START Task input
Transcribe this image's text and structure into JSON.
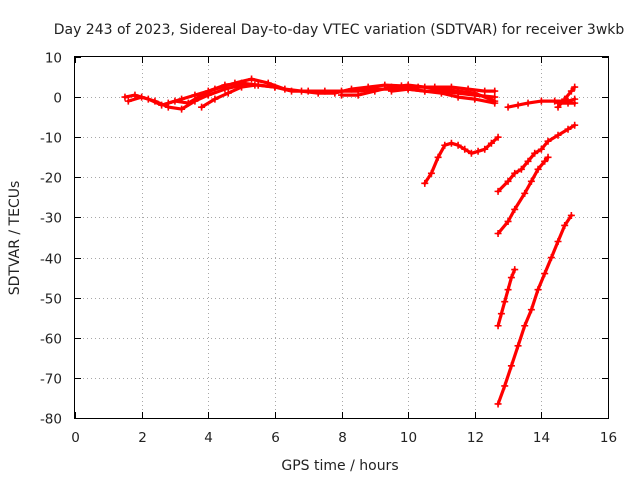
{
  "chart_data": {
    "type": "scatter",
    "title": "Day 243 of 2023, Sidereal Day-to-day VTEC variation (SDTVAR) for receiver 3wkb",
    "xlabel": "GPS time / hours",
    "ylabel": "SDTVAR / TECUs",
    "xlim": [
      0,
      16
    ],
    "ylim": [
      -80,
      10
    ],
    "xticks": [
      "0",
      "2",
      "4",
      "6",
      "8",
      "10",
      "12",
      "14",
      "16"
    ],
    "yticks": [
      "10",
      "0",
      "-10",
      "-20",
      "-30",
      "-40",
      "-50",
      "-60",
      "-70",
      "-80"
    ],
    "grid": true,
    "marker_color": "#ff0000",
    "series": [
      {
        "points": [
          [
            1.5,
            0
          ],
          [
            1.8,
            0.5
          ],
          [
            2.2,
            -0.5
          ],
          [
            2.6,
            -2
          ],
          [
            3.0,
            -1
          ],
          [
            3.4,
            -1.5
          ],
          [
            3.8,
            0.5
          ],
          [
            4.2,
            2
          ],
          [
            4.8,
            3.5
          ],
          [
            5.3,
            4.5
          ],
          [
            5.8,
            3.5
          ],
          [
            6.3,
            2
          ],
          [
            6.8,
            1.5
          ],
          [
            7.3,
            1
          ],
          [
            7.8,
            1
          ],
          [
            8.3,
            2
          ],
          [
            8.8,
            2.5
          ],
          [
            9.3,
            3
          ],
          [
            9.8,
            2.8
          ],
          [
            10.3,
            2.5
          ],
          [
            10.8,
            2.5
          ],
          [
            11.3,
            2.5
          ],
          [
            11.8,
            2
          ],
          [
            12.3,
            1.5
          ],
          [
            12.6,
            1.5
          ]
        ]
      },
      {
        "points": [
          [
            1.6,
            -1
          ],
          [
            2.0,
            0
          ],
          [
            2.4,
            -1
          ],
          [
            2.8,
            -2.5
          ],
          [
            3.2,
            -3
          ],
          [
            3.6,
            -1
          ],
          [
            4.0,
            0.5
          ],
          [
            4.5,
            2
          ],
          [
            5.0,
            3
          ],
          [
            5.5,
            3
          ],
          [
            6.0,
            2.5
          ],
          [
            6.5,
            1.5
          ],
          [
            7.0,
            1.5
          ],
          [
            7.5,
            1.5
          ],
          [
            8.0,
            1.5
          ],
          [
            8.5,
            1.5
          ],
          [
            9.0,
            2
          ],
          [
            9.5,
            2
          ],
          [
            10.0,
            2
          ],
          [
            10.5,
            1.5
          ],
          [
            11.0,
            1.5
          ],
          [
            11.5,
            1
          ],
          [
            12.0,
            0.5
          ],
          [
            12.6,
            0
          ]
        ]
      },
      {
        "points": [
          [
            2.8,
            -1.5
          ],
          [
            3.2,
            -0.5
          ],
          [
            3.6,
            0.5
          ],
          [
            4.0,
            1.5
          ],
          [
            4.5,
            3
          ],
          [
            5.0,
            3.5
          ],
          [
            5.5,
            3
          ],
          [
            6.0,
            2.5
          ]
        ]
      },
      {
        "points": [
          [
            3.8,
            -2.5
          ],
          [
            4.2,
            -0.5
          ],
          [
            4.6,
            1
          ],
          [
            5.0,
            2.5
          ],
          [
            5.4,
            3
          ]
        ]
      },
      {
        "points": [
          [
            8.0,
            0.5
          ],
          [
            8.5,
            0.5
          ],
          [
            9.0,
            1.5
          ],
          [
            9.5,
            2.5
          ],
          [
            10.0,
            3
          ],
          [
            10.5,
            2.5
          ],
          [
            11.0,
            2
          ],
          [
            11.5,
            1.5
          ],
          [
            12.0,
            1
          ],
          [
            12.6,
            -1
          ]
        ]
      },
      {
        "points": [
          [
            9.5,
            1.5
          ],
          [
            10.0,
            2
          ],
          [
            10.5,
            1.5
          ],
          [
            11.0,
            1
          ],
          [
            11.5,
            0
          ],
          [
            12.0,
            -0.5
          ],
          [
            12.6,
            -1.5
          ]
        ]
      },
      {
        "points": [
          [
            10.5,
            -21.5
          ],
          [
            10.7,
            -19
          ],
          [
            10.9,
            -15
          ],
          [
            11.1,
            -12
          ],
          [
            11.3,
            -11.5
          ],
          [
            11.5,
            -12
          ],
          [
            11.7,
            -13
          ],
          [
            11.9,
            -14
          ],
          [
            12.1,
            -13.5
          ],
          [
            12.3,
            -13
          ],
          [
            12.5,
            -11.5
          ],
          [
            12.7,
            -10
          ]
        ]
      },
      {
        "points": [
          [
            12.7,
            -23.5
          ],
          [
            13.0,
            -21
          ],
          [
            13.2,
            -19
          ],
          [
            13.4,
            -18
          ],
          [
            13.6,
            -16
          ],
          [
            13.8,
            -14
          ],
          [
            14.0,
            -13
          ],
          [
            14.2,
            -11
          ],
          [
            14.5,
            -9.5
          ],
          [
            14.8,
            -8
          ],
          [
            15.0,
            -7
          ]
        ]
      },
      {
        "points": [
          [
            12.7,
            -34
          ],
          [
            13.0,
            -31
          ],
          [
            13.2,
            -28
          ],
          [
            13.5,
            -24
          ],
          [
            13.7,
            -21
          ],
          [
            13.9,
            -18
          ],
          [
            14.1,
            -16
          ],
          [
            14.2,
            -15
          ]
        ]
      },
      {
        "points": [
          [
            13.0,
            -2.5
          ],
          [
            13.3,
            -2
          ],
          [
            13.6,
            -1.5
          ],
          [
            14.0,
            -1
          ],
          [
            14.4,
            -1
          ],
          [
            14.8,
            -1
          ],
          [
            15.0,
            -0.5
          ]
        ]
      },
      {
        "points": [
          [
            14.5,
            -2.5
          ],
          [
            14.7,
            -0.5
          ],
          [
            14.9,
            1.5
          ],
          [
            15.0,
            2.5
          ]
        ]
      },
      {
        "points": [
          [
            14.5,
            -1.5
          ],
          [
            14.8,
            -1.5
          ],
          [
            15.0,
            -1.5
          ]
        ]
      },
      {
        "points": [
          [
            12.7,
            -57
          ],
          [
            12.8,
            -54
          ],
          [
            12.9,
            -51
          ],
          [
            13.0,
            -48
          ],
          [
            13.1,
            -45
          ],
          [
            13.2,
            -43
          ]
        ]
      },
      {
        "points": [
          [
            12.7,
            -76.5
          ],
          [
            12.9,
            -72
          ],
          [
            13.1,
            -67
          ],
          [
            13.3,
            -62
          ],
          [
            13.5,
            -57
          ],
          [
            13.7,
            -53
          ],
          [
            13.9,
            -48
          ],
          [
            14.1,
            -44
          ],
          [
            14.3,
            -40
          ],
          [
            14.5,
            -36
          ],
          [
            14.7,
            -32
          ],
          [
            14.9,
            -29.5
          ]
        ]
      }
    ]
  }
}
END Task input
§ Work to do: Copy out each line of the material that holds the word "SDTVAR".

§ Task output:
    "title": "Day 243 of 2023, Sidereal Day-to-day VTEC variation (SDTVAR) for receiver 3wkb",
    "ylabel": "SDTVAR / TECUs",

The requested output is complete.